• TASK OBJECTIVE
Quote each line of the material verbatim, without the pictures.

(Collection entries)
** Begin **
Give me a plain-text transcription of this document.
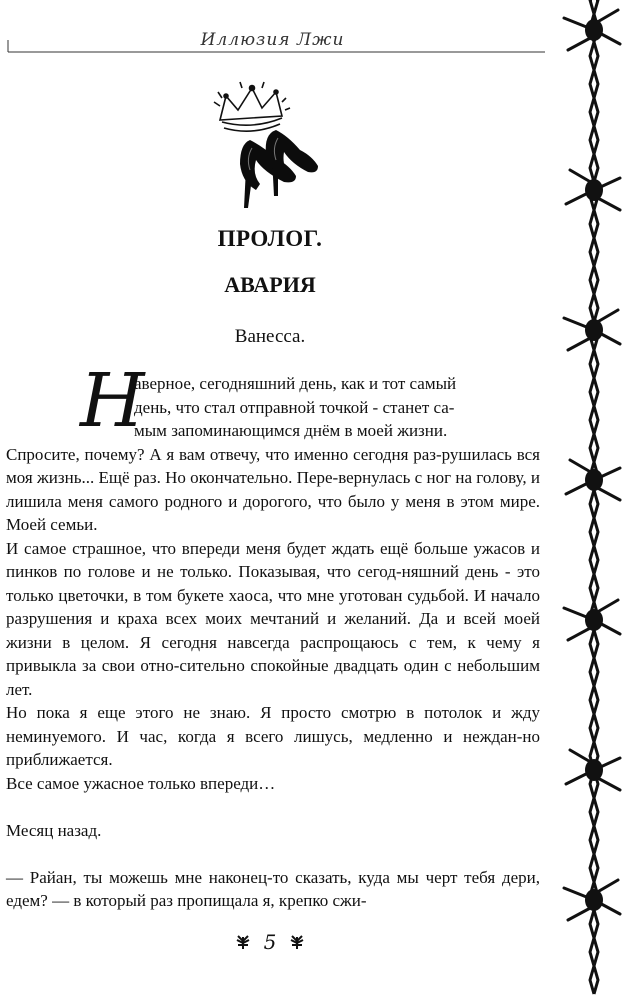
Иллюзия Лжи
ПРОЛОГ.
АВАРИЯ
Ванесса.
Н
аверное, сегодняшний день, как и тот самый
день, что стал отправной точкой - станет са-
мым запоминающимся днём в моей жизни.

Спросите, почему? А я вам отвечу, что именно сегодня раз-рушилась вся моя жизнь... Ещё раз. Но окончательно. Пере-вернулась с ног на голову, и лишила меня самого родного и дорогого, что было у меня в этом мире. Моей семьи.

И самое страшное, что впереди меня будет ждать ещё больше ужасов и пинков по голове и не только. Показывая, что сегод-няшний день - это только цветочки, в том букете хаоса, что мне уготован судьбой. И начало разрушения и краха всех моих мечтаний и желаний. Да и всей моей жизни в целом. Я сегодня навсегда распрощаюсь с тем, к чему я привыкла за свои отно-сительно спокойные двадцать один с небольшим лет.

Но пока я еще этого не знаю. Я просто смотрю в потолок и жду неминуемого. И час, когда я всего лишусь, медленно и неждан-но приближается.

Все самое ужасное только впереди…

Месяц назад.

— Райан, ты можешь мне наконец-то сказать, куда мы черт тебя дери, едем? — в который раз пропищала я, крепко сжи-

5
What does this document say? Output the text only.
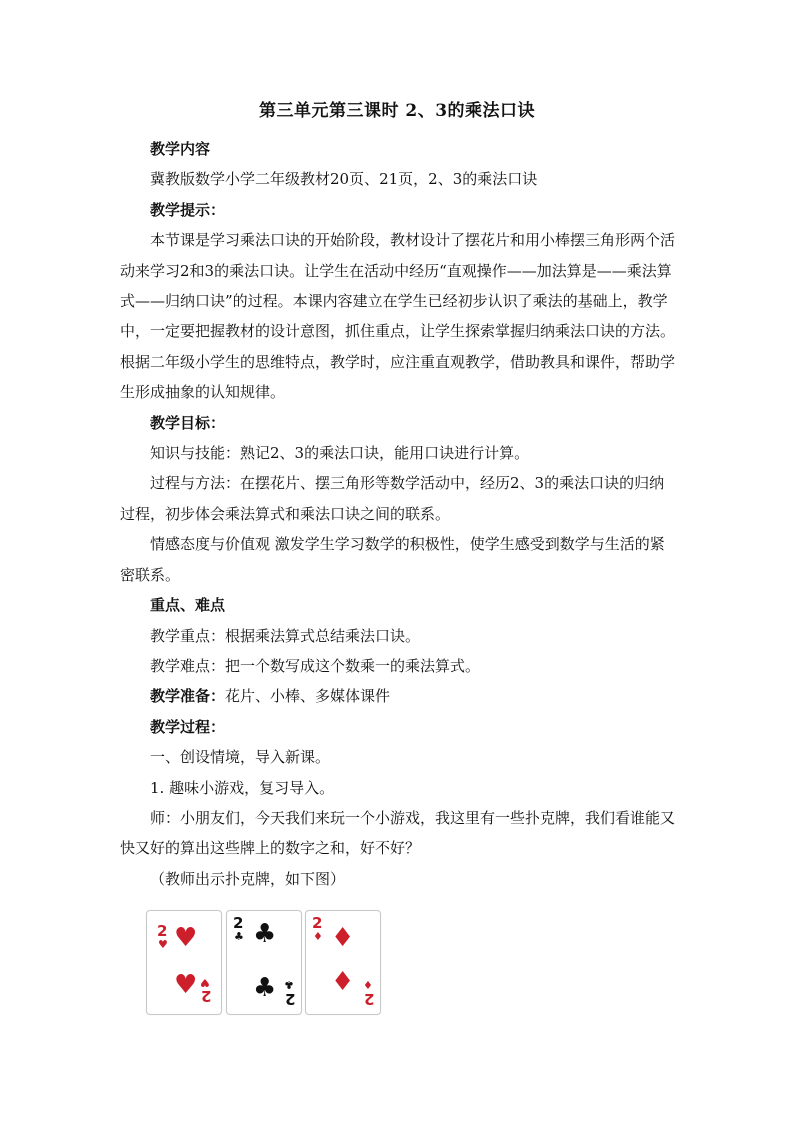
第三单元第三课时 2、3的乘法口诀

教学内容

冀教版数学小学二年级教材20页、21页，2、3的乘法口诀

教学提示：

本节课是学习乘法口诀的开始阶段，教材设计了摆花片和用小棒摆三角形两个活动来学习2和3的乘法口诀。让学生在活动中经历“直观操作——加法算是——乘法算式——归纳口诀”的过程。本课内容建立在学生已经初步认识了乘法的基础上，教学中，一定要把握教材的设计意图，抓住重点，让学生探索掌握归纳乘法口诀的方法。根据二年级小学生的思维特点，教学时，应注重直观教学，借助教具和课件，帮助学生形成抽象的认知规律。

教学目标：

知识与技能：熟记2、3的乘法口诀，能用口诀进行计算。

过程与方法：在摆花片、摆三角形等数学活动中，经历2、3的乘法口诀的归纳过程，初步体会乘法算式和乘法口诀之间的联系。

情感态度与价值观 激发学生学习数学的积极性，使学生感受到数学与生活的紧密联系。

重点、难点

教学重点：根据乘法算式总结乘法口诀。

教学难点：把一个数写成这个数乘一的乘法算式。

教学准备：花片、小棒、多媒体课件

教学过程：

一、创设情境，导入新课。

1. 趣味小游戏，复习导入。

师：小朋友们，今天我们来玩一个小游戏，我这里有一些扑克牌，我们看谁能又快又好的算出这些牌上的数字之和，好不好？

（教师出示扑克牌，如下图）

2
♥ ♥
♥ ♥
2
2
♣ ♣
♣ ♣
2
2
♦ ♦
♦ ♦
2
** End **
• CORRECT RESPONSE
Give me a plain-text transcription of this document.
Иллюзия Лжи
ПРОЛОГ.
АВАРИЯ
Ванесса.
Н
аверное, сегодняшний день, как и тот самый
день, что стал отправной точкой - станет са-
мым запоминающимся днём в моей жизни.

Спросите, почему? А я вам отвечу, что именно сегодня раз-рушилась вся моя жизнь... Ещё раз. Но окончательно. Пере-вернулась с ног на голову, и лишила меня самого родного и дорогого, что было у меня в этом мире. Моей семьи.

И самое страшное, что впереди меня будет ждать ещё больше ужасов и пинков по голове и не только. Показывая, что сегод-няшний день - это только цветочки, в том букете хаоса, что мне уготован судьбой. И начало разрушения и краха всех моих мечтаний и желаний. Да и всей моей жизни в целом. Я сегодня навсегда распрощаюсь с тем, к чему я привыкла за свои отно-сительно спокойные двадцать один с небольшим лет.

Но пока я еще этого не знаю. Я просто смотрю в потолок и жду неминуемого. И час, когда я всего лишусь, медленно и неждан-но приближается.

Все самое ужасное только впереди…

Месяц назад.

— Райан, ты можешь мне наконец-то сказать, куда мы черт тебя дери, едем? — в который раз пропищала я, крепко сжи-

5
What does this document say? Output the text only.
第三单元第三课时 2、3的乘法口诀

教学内容

冀教版数学小学二年级教材20页、21页，2、3的乘法口诀

教学提示：

本节课是学习乘法口诀的开始阶段，教材设计了摆花片和用小棒摆三角形两个活动来学习2和3的乘法口诀。让学生在活动中经历“直观操作——加法算是——乘法算式——归纳口诀”的过程。本课内容建立在学生已经初步认识了乘法的基础上，教学中，一定要把握教材的设计意图，抓住重点，让学生探索掌握归纳乘法口诀的方法。根据二年级小学生的思维特点，教学时，应注重直观教学，借助教具和课件，帮助学生形成抽象的认知规律。

教学目标：

知识与技能：熟记2、3的乘法口诀，能用口诀进行计算。

过程与方法：在摆花片、摆三角形等数学活动中，经历2、3的乘法口诀的归纳过程，初步体会乘法算式和乘法口诀之间的联系。

情感态度与价值观 激发学生学习数学的积极性，使学生感受到数学与生活的紧密联系。

重点、难点

教学重点：根据乘法算式总结乘法口诀。

教学难点：把一个数写成这个数乘一的乘法算式。

教学准备：花片、小棒、多媒体课件

教学过程：

一、创设情境，导入新课。

1. 趣味小游戏，复习导入。

师：小朋友们，今天我们来玩一个小游戏，我这里有一些扑克牌，我们看谁能又快又好的算出这些牌上的数字之和，好不好？

（教师出示扑克牌，如下图）

2
♥ ♥
♥ ♥
2
2
♣ ♣
♣ ♣
2
2
♦ ♦
♦ ♦
2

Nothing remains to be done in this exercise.